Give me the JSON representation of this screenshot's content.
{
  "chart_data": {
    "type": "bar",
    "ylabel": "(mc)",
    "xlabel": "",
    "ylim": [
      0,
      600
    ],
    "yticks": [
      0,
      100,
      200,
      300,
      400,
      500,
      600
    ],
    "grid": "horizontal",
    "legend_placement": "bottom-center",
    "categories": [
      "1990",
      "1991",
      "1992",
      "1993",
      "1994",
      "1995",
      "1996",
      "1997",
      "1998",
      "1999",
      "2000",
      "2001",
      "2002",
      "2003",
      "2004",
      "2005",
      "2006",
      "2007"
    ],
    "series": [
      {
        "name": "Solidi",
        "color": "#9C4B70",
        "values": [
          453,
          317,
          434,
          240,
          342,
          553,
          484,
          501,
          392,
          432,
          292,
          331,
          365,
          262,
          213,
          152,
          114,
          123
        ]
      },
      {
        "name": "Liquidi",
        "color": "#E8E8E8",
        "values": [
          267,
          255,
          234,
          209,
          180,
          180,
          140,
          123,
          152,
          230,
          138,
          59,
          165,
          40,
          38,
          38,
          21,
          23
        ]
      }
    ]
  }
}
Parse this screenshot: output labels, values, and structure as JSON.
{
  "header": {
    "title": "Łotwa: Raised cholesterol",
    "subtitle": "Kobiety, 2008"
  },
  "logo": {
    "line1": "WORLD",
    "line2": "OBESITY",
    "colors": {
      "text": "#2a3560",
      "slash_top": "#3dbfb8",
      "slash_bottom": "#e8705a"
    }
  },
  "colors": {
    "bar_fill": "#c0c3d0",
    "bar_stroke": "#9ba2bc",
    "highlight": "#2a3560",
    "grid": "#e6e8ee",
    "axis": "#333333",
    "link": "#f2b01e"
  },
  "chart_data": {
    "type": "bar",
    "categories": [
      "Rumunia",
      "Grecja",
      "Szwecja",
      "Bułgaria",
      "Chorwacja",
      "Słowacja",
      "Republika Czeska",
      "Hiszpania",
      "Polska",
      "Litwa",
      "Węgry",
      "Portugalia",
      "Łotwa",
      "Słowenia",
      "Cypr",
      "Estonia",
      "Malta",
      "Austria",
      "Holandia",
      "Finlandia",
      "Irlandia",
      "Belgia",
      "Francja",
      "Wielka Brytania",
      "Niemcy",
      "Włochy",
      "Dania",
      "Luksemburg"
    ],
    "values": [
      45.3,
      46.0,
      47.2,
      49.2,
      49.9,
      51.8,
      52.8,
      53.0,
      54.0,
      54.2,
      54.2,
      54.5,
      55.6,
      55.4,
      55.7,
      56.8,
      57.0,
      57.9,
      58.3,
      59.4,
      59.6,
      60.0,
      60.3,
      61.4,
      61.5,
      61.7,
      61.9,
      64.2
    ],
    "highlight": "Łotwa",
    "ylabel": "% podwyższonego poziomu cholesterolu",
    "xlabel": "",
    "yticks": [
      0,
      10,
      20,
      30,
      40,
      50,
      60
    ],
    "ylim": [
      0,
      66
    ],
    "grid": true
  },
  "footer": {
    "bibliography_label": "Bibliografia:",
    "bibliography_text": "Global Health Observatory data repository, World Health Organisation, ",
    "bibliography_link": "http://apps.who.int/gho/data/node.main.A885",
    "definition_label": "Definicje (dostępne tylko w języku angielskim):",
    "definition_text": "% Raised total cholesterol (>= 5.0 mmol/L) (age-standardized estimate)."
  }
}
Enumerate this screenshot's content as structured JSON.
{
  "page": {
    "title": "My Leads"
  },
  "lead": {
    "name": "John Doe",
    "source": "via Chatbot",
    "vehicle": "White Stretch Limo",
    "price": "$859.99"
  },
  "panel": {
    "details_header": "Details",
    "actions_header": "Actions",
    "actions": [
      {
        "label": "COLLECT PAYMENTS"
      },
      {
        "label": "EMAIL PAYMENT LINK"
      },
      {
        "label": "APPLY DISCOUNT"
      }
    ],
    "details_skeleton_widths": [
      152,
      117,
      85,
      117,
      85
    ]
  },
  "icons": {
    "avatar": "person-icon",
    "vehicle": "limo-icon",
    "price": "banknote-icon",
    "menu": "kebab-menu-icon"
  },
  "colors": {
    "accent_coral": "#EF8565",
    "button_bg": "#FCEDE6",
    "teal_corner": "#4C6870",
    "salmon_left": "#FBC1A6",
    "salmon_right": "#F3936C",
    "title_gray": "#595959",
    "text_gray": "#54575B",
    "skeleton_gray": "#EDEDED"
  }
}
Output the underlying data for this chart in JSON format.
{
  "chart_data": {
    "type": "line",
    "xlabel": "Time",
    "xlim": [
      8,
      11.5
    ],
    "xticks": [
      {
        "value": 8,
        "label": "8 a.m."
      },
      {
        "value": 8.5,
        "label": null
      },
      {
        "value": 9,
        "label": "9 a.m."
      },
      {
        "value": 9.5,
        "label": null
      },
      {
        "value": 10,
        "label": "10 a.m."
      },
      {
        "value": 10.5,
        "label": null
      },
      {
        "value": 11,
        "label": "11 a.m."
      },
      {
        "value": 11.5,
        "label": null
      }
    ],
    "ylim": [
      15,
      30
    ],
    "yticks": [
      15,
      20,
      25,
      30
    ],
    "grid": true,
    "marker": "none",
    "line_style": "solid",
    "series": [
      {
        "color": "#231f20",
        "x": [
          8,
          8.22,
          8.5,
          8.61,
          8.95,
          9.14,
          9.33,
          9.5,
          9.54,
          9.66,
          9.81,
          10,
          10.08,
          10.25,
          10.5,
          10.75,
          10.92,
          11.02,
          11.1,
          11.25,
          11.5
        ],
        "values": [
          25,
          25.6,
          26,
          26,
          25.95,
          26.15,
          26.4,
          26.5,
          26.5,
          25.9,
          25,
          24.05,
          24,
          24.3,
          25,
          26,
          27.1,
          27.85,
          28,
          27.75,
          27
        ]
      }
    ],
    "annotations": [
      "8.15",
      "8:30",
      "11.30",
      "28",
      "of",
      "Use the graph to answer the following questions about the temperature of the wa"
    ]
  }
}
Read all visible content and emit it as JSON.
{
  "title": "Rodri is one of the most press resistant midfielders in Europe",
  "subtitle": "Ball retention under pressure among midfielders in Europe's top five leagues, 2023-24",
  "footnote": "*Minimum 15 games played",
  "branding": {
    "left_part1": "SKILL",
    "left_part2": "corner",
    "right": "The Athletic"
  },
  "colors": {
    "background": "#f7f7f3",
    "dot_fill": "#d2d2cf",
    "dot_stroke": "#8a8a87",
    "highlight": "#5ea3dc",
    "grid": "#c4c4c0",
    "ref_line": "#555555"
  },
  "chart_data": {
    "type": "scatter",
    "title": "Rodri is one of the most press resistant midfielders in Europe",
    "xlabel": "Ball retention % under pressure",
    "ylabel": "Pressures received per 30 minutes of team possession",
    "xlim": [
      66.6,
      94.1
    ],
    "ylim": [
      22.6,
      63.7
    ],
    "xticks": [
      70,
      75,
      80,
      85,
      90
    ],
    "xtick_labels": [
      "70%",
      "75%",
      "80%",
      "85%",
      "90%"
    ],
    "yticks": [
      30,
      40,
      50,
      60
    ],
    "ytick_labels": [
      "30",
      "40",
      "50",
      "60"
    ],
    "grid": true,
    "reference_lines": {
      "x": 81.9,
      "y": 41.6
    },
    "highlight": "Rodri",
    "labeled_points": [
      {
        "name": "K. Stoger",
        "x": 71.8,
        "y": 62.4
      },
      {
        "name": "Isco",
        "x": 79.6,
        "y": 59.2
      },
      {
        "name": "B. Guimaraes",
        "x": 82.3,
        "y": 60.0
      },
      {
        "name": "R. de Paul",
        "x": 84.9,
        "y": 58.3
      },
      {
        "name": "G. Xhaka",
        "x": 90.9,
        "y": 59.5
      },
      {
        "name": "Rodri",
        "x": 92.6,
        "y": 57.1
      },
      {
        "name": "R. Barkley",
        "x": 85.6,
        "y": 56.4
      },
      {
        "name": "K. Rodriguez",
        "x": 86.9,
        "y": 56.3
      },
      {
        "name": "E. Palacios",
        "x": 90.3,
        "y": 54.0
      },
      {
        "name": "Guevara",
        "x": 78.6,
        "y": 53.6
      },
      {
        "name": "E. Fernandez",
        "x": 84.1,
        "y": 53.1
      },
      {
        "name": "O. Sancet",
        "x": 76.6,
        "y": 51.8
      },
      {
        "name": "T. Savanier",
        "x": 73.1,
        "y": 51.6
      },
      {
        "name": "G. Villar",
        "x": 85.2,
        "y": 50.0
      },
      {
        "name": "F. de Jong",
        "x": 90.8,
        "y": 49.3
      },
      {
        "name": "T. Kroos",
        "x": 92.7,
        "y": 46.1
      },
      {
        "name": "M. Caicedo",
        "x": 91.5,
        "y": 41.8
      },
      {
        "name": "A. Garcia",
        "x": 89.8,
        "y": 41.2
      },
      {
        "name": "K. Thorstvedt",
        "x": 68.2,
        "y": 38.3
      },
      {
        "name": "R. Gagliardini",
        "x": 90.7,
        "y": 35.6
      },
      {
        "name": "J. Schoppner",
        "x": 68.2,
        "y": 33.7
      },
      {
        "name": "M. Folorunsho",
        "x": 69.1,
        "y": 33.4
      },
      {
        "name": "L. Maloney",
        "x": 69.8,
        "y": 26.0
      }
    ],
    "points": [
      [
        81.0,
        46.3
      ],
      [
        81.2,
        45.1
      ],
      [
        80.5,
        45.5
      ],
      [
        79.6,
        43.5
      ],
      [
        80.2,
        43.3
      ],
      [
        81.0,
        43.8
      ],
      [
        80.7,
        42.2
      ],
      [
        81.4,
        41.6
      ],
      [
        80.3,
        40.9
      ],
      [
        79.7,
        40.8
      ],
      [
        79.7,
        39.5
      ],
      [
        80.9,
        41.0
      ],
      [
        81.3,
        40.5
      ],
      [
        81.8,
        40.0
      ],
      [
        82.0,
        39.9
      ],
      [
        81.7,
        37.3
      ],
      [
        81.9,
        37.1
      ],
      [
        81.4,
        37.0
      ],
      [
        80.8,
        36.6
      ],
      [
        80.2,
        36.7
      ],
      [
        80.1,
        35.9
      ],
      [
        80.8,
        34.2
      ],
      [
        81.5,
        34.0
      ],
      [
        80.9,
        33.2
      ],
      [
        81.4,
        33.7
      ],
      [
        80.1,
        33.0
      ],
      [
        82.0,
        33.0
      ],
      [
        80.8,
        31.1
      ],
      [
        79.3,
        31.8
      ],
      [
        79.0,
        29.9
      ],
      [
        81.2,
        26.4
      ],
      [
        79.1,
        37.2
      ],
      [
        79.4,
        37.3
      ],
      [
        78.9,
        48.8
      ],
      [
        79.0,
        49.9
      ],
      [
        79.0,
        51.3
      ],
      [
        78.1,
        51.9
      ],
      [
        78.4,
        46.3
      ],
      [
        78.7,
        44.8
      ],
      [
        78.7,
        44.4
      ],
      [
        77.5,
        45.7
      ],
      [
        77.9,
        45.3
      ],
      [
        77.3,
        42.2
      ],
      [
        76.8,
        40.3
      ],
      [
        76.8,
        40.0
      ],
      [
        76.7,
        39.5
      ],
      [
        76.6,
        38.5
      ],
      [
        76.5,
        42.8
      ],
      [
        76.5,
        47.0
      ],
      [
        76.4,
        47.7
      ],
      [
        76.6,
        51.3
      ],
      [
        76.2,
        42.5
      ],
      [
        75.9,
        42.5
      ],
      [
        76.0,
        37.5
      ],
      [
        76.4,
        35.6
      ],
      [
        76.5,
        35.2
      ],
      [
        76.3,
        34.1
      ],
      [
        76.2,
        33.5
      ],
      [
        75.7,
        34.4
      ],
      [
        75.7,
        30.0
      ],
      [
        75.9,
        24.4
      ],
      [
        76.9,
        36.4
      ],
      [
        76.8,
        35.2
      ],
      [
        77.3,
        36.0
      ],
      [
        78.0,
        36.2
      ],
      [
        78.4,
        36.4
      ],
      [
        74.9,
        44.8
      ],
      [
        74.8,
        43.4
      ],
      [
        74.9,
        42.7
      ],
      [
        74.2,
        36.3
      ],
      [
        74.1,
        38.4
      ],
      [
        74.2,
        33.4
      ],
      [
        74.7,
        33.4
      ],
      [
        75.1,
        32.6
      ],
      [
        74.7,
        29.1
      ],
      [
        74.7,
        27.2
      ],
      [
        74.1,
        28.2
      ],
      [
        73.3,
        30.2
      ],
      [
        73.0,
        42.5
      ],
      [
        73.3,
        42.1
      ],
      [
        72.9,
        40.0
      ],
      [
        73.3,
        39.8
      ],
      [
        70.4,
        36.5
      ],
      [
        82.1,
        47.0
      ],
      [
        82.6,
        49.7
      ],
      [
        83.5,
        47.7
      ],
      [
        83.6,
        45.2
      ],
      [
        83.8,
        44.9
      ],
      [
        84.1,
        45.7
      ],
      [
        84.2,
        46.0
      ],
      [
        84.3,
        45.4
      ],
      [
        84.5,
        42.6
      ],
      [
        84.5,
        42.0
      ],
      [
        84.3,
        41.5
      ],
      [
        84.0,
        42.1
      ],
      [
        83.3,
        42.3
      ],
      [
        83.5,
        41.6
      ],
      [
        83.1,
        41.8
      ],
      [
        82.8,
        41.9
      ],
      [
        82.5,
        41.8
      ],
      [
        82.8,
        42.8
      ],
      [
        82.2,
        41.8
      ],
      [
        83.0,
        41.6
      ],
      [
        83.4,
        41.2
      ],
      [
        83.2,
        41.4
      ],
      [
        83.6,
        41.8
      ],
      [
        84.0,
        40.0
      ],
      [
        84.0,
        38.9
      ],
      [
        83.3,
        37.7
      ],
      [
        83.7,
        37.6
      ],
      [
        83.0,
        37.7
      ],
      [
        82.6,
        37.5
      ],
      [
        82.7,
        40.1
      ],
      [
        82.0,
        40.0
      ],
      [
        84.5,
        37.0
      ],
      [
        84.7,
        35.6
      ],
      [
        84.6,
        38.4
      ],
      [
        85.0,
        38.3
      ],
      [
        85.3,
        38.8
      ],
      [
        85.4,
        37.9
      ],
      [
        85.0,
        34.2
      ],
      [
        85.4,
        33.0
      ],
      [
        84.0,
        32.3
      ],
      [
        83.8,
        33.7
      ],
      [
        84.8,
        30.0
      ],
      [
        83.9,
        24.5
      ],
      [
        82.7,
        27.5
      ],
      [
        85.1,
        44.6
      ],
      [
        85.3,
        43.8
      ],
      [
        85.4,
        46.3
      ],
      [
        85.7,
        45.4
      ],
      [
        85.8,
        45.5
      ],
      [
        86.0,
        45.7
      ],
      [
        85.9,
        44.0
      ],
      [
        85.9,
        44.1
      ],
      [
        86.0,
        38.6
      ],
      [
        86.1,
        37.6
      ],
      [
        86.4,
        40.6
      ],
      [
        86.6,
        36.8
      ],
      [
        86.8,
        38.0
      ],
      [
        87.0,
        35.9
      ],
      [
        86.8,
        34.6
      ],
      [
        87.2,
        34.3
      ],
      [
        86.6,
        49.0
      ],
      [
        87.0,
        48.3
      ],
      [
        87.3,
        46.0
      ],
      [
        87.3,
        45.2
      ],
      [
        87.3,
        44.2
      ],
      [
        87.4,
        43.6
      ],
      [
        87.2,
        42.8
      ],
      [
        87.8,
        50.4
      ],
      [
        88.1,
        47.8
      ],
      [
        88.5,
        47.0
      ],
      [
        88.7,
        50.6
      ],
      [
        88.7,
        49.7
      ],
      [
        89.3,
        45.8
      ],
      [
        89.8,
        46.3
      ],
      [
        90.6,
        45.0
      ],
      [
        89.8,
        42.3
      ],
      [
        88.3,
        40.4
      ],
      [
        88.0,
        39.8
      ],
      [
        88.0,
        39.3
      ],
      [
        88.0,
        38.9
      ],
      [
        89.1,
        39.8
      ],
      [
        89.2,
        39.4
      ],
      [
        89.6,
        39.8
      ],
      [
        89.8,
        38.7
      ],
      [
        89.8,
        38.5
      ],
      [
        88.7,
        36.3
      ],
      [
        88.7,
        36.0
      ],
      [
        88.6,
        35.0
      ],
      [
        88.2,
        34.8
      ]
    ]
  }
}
******************************
### Exercise details:
Copy each line from the data above that includes "subtitle".

### Exercise answer:
    "subtitle": "Kobiety, 2008"
  "subtitle": "Ball retention under pressure among midfielders in Europe's top five leagues, 2023-24",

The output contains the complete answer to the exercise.